WHAT TO WORK ON – Every entry that follows should be repeated exactly; drop the images.

PROVIDED MATERIAL –
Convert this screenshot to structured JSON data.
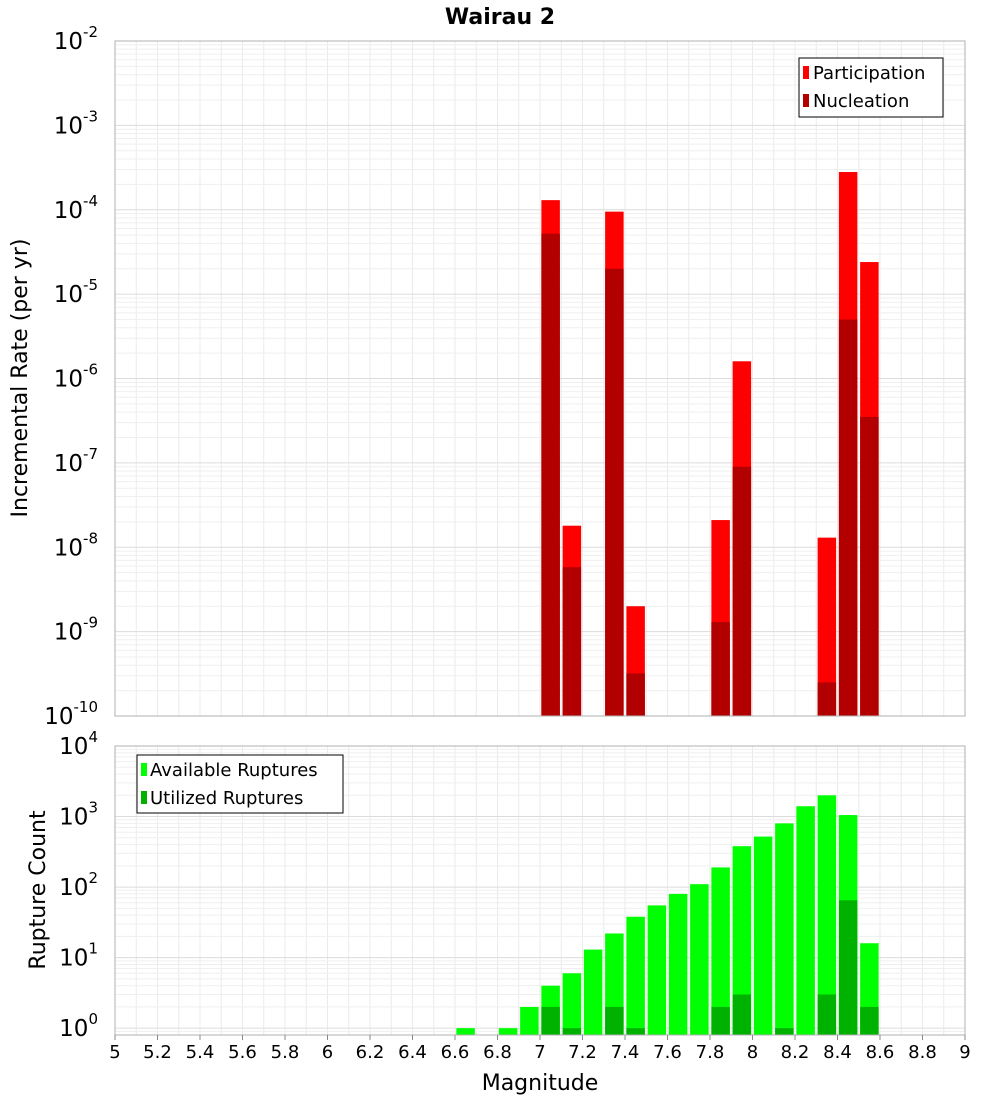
{
  "chart_data": [
    {
      "type": "bar",
      "title": "Wairau 2",
      "xlabel": "",
      "ylabel": "Incremental Rate (per yr)",
      "yscale": "log",
      "ylim": [
        1e-10,
        0.01
      ],
      "xlim": [
        5,
        9
      ],
      "grid": true,
      "legend": "top-right",
      "y_ticks": [
        {
          "base": "10",
          "exp": "-2"
        },
        {
          "base": "10",
          "exp": "-3"
        },
        {
          "base": "10",
          "exp": "-4"
        },
        {
          "base": "10",
          "exp": "-5"
        },
        {
          "base": "10",
          "exp": "-6"
        },
        {
          "base": "10",
          "exp": "-7"
        },
        {
          "base": "10",
          "exp": "-8"
        },
        {
          "base": "10",
          "exp": "-9"
        },
        {
          "base": "10",
          "exp": "-10"
        }
      ],
      "series": [
        {
          "name": "Participation",
          "color": "#ff0000",
          "points": [
            {
              "x": 7.05,
              "y": 0.00013
            },
            {
              "x": 7.15,
              "y": 1.8e-08
            },
            {
              "x": 7.35,
              "y": 9.5e-05
            },
            {
              "x": 7.45,
              "y": 2e-09
            },
            {
              "x": 7.85,
              "y": 2.1e-08
            },
            {
              "x": 7.95,
              "y": 1.6e-06
            },
            {
              "x": 8.35,
              "y": 1.3e-08
            },
            {
              "x": 8.45,
              "y": 0.00028
            },
            {
              "x": 8.55,
              "y": 2.4e-05
            }
          ]
        },
        {
          "name": "Nucleation",
          "color": "#b20000",
          "points": [
            {
              "x": 7.05,
              "y": 5.2e-05
            },
            {
              "x": 7.15,
              "y": 5.8e-09
            },
            {
              "x": 7.35,
              "y": 2e-05
            },
            {
              "x": 7.45,
              "y": 3.2e-10
            },
            {
              "x": 7.85,
              "y": 1.3e-09
            },
            {
              "x": 7.95,
              "y": 9e-08
            },
            {
              "x": 8.35,
              "y": 2.5e-10
            },
            {
              "x": 8.45,
              "y": 5e-06
            },
            {
              "x": 8.55,
              "y": 3.5e-07
            }
          ]
        }
      ]
    },
    {
      "type": "bar",
      "title": "",
      "xlabel": "Magnitude",
      "ylabel": "Rupture Count",
      "yscale": "log",
      "ylim": [
        0.8,
        10000
      ],
      "xlim": [
        5,
        9
      ],
      "grid": true,
      "legend": "top-left",
      "y_ticks": [
        {
          "base": "10",
          "exp": "4"
        },
        {
          "base": "10",
          "exp": "3"
        },
        {
          "base": "10",
          "exp": "2"
        },
        {
          "base": "10",
          "exp": "1"
        },
        {
          "base": "10",
          "exp": "0"
        }
      ],
      "x_ticks": [
        "5",
        "5.2",
        "5.4",
        "5.6",
        "5.8",
        "6",
        "6.2",
        "6.4",
        "6.6",
        "6.8",
        "7",
        "7.2",
        "7.4",
        "7.6",
        "7.8",
        "8",
        "8.2",
        "8.4",
        "8.6",
        "8.8",
        "9"
      ],
      "series": [
        {
          "name": "Available Ruptures",
          "color": "#00ff00",
          "points": [
            {
              "x": 6.65,
              "y": 1
            },
            {
              "x": 6.85,
              "y": 1
            },
            {
              "x": 6.95,
              "y": 2
            },
            {
              "x": 7.05,
              "y": 4
            },
            {
              "x": 7.15,
              "y": 6
            },
            {
              "x": 7.25,
              "y": 13
            },
            {
              "x": 7.35,
              "y": 22
            },
            {
              "x": 7.45,
              "y": 38
            },
            {
              "x": 7.55,
              "y": 55
            },
            {
              "x": 7.65,
              "y": 80
            },
            {
              "x": 7.75,
              "y": 110
            },
            {
              "x": 7.85,
              "y": 190
            },
            {
              "x": 7.95,
              "y": 380
            },
            {
              "x": 8.05,
              "y": 520
            },
            {
              "x": 8.15,
              "y": 800
            },
            {
              "x": 8.25,
              "y": 1400
            },
            {
              "x": 8.35,
              "y": 2000
            },
            {
              "x": 8.45,
              "y": 1050
            },
            {
              "x": 8.55,
              "y": 16
            }
          ]
        },
        {
          "name": "Utilized Ruptures",
          "color": "#00b200",
          "points": [
            {
              "x": 7.05,
              "y": 2
            },
            {
              "x": 7.15,
              "y": 1
            },
            {
              "x": 7.35,
              "y": 2
            },
            {
              "x": 7.45,
              "y": 1
            },
            {
              "x": 7.85,
              "y": 2
            },
            {
              "x": 7.95,
              "y": 3
            },
            {
              "x": 8.15,
              "y": 1
            },
            {
              "x": 8.35,
              "y": 3
            },
            {
              "x": 8.45,
              "y": 65
            },
            {
              "x": 8.55,
              "y": 2
            }
          ]
        }
      ]
    }
  ]
}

SOLVED PROBLEM –
Convert this screenshot to structured JSON data.
{
  "chart_data": [
    {
      "type": "bar",
      "title": "Wairau 2",
      "xlabel": "",
      "ylabel": "Incremental Rate (per yr)",
      "yscale": "log",
      "ylim": [
        1e-10,
        0.01
      ],
      "xlim": [
        5,
        9
      ],
      "grid": true,
      "legend": "top-right",
      "y_ticks": [
        {
          "base": "10",
          "exp": "-2"
        },
        {
          "base": "10",
          "exp": "-3"
        },
        {
          "base": "10",
          "exp": "-4"
        },
        {
          "base": "10",
          "exp": "-5"
        },
        {
          "base": "10",
          "exp": "-6"
        },
        {
          "base": "10",
          "exp": "-7"
        },
        {
          "base": "10",
          "exp": "-8"
        },
        {
          "base": "10",
          "exp": "-9"
        },
        {
          "base": "10",
          "exp": "-10"
        }
      ],
      "series": [
        {
          "name": "Participation",
          "color": "#ff0000",
          "points": [
            {
              "x": 7.05,
              "y": 0.00013
            },
            {
              "x": 7.15,
              "y": 1.8e-08
            },
            {
              "x": 7.35,
              "y": 9.5e-05
            },
            {
              "x": 7.45,
              "y": 2e-09
            },
            {
              "x": 7.85,
              "y": 2.1e-08
            },
            {
              "x": 7.95,
              "y": 1.6e-06
            },
            {
              "x": 8.35,
              "y": 1.3e-08
            },
            {
              "x": 8.45,
              "y": 0.00028
            },
            {
              "x": 8.55,
              "y": 2.4e-05
            }
          ]
        },
        {
          "name": "Nucleation",
          "color": "#b20000",
          "points": [
            {
              "x": 7.05,
              "y": 5.2e-05
            },
            {
              "x": 7.15,
              "y": 5.8e-09
            },
            {
              "x": 7.35,
              "y": 2e-05
            },
            {
              "x": 7.45,
              "y": 3.2e-10
            },
            {
              "x": 7.85,
              "y": 1.3e-09
            },
            {
              "x": 7.95,
              "y": 9e-08
            },
            {
              "x": 8.35,
              "y": 2.5e-10
            },
            {
              "x": 8.45,
              "y": 5e-06
            },
            {
              "x": 8.55,
              "y": 3.5e-07
            }
          ]
        }
      ]
    },
    {
      "type": "bar",
      "title": "",
      "xlabel": "Magnitude",
      "ylabel": "Rupture Count",
      "yscale": "log",
      "ylim": [
        0.8,
        10000
      ],
      "xlim": [
        5,
        9
      ],
      "grid": true,
      "legend": "top-left",
      "y_ticks": [
        {
          "base": "10",
          "exp": "4"
        },
        {
          "base": "10",
          "exp": "3"
        },
        {
          "base": "10",
          "exp": "2"
        },
        {
          "base": "10",
          "exp": "1"
        },
        {
          "base": "10",
          "exp": "0"
        }
      ],
      "x_ticks": [
        "5",
        "5.2",
        "5.4",
        "5.6",
        "5.8",
        "6",
        "6.2",
        "6.4",
        "6.6",
        "6.8",
        "7",
        "7.2",
        "7.4",
        "7.6",
        "7.8",
        "8",
        "8.2",
        "8.4",
        "8.6",
        "8.8",
        "9"
      ],
      "series": [
        {
          "name": "Available Ruptures",
          "color": "#00ff00",
          "points": [
            {
              "x": 6.65,
              "y": 1
            },
            {
              "x": 6.85,
              "y": 1
            },
            {
              "x": 6.95,
              "y": 2
            },
            {
              "x": 7.05,
              "y": 4
            },
            {
              "x": 7.15,
              "y": 6
            },
            {
              "x": 7.25,
              "y": 13
            },
            {
              "x": 7.35,
              "y": 22
            },
            {
              "x": 7.45,
              "y": 38
            },
            {
              "x": 7.55,
              "y": 55
            },
            {
              "x": 7.65,
              "y": 80
            },
            {
              "x": 7.75,
              "y": 110
            },
            {
              "x": 7.85,
              "y": 190
            },
            {
              "x": 7.95,
              "y": 380
            },
            {
              "x": 8.05,
              "y": 520
            },
            {
              "x": 8.15,
              "y": 800
            },
            {
              "x": 8.25,
              "y": 1400
            },
            {
              "x": 8.35,
              "y": 2000
            },
            {
              "x": 8.45,
              "y": 1050
            },
            {
              "x": 8.55,
              "y": 16
            }
          ]
        },
        {
          "name": "Utilized Ruptures",
          "color": "#00b200",
          "points": [
            {
              "x": 7.05,
              "y": 2
            },
            {
              "x": 7.15,
              "y": 1
            },
            {
              "x": 7.35,
              "y": 2
            },
            {
              "x": 7.45,
              "y": 1
            },
            {
              "x": 7.85,
              "y": 2
            },
            {
              "x": 7.95,
              "y": 3
            },
            {
              "x": 8.15,
              "y": 1
            },
            {
              "x": 8.35,
              "y": 3
            },
            {
              "x": 8.45,
              "y": 65
            },
            {
              "x": 8.55,
              "y": 2
            }
          ]
        }
      ]
    }
  ]
}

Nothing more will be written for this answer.